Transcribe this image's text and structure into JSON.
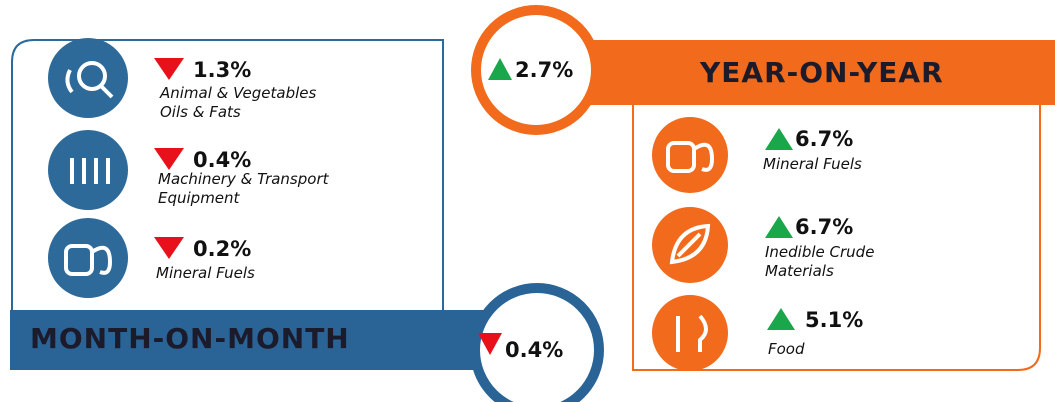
{
  "month_on_month": {
    "title": "MONTH-ON-MONTH",
    "value": "0.4%",
    "items": [
      {
        "value": "1.3%",
        "label_lines": [
          "Animal & Vegetables",
          "Oils & Fats"
        ]
      },
      {
        "value": "0.4%",
        "label_lines": [
          "Machinery & Transport",
          "Equipment"
        ]
      },
      {
        "value": "0.2%",
        "label_lines": [
          "Mineral Fuels"
        ]
      }
    ]
  },
  "year_on_year": {
    "title": "YEAR-ON-YEAR",
    "value": "2.7%",
    "items": [
      {
        "value": "6.7%",
        "label_lines": [
          "Mineral Fuels"
        ]
      },
      {
        "value": "6.7%",
        "label_lines": [
          "Inedible Crude",
          "Materials"
        ]
      },
      {
        "value": "5.1%",
        "label_lines": [
          "Food"
        ]
      }
    ]
  }
}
====
TASK: Of the lines in the listing, how many hold the word "value"? Nothing but the number is needed.

RESULT OF THIS EXERCISE: 8